• WHAT TO PRODUCE
Give all of the lines again, with nothing added or dropped.

##### EXTRACTED MATERIAL #####

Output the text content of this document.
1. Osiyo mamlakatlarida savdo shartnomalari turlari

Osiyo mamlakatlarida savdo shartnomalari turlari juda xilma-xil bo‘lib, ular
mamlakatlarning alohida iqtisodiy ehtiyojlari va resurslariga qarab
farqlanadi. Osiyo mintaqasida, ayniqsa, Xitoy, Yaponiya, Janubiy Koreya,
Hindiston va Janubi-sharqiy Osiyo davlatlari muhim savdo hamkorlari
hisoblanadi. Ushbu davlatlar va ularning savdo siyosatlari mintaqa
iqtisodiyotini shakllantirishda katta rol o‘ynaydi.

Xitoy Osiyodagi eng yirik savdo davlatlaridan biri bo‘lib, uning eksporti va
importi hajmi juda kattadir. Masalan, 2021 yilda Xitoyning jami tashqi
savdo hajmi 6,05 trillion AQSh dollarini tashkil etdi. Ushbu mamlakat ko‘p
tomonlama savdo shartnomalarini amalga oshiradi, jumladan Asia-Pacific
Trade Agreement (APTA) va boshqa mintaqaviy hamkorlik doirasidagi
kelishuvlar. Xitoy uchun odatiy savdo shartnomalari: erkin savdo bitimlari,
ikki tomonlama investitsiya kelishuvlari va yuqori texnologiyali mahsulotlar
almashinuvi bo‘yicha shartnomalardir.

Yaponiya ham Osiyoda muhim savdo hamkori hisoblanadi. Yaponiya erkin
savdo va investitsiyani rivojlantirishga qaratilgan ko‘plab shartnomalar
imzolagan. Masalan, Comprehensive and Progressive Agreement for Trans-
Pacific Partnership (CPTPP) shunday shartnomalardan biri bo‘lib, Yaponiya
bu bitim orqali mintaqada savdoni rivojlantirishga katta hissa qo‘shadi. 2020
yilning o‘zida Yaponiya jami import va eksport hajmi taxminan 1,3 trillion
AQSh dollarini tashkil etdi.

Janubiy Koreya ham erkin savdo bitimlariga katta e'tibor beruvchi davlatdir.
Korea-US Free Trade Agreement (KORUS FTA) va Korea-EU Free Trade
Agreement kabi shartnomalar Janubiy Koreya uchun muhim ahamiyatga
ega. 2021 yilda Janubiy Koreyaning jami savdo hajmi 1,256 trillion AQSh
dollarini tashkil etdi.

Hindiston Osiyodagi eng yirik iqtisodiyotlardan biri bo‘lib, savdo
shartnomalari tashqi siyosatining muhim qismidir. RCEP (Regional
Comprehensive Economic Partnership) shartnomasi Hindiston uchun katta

#####

• RESPONSE TO THE EXERCISE
Output the text content of this document.
1. Osiyo mamlakatlarida savdo shartnomalari turlari

Osiyo mamlakatlarida savdo shartnomalari turlari juda xilma-xil bo‘lib, ular
mamlakatlarning alohida iqtisodiy ehtiyojlari va resurslariga qarab
farqlanadi. Osiyo mintaqasida, ayniqsa, Xitoy, Yaponiya, Janubiy Koreya,
Hindiston va Janubi-sharqiy Osiyo davlatlari muhim savdo hamkorlari
hisoblanadi. Ushbu davlatlar va ularning savdo siyosatlari mintaqa
iqtisodiyotini shakllantirishda katta rol o‘ynaydi.

Xitoy Osiyodagi eng yirik savdo davlatlaridan biri bo‘lib, uning eksporti va
importi hajmi juda kattadir. Masalan, 2021 yilda Xitoyning jami tashqi
savdo hajmi 6,05 trillion AQSh dollarini tashkil etdi. Ushbu mamlakat ko‘p
tomonlama savdo shartnomalarini amalga oshiradi, jumladan Asia-Pacific
Trade Agreement (APTA) va boshqa mintaqaviy hamkorlik doirasidagi
kelishuvlar. Xitoy uchun odatiy savdo shartnomalari: erkin savdo bitimlari,
ikki tomonlama investitsiya kelishuvlari va yuqori texnologiyali mahsulotlar
almashinuvi bo‘yicha shartnomalardir.

Yaponiya ham Osiyoda muhim savdo hamkori hisoblanadi. Yaponiya erkin
savdo va investitsiyani rivojlantirishga qaratilgan ko‘plab shartnomalar
imzolagan. Masalan, Comprehensive and Progressive Agreement for Trans-
Pacific Partnership (CPTPP) shunday shartnomalardan biri bo‘lib, Yaponiya
bu bitim orqali mintaqada savdoni rivojlantirishga katta hissa qo‘shadi. 2020
yilning o‘zida Yaponiya jami import va eksport hajmi taxminan 1,3 trillion
AQSh dollarini tashkil etdi.

Janubiy Koreya ham erkin savdo bitimlariga katta e'tibor beruvchi davlatdir.
Korea-US Free Trade Agreement (KORUS FTA) va Korea-EU Free Trade
Agreement kabi shartnomalar Janubiy Koreya uchun muhim ahamiyatga
ega. 2021 yilda Janubiy Koreyaning jami savdo hajmi 1,256 trillion AQSh
dollarini tashkil etdi.

Hindiston Osiyodagi eng yirik iqtisodiyotlardan biri bo‘lib, savdo
shartnomalari tashqi siyosatining muhim qismidir. RCEP (Regional
Comprehensive Economic Partnership) shartnomasi Hindiston uchun katta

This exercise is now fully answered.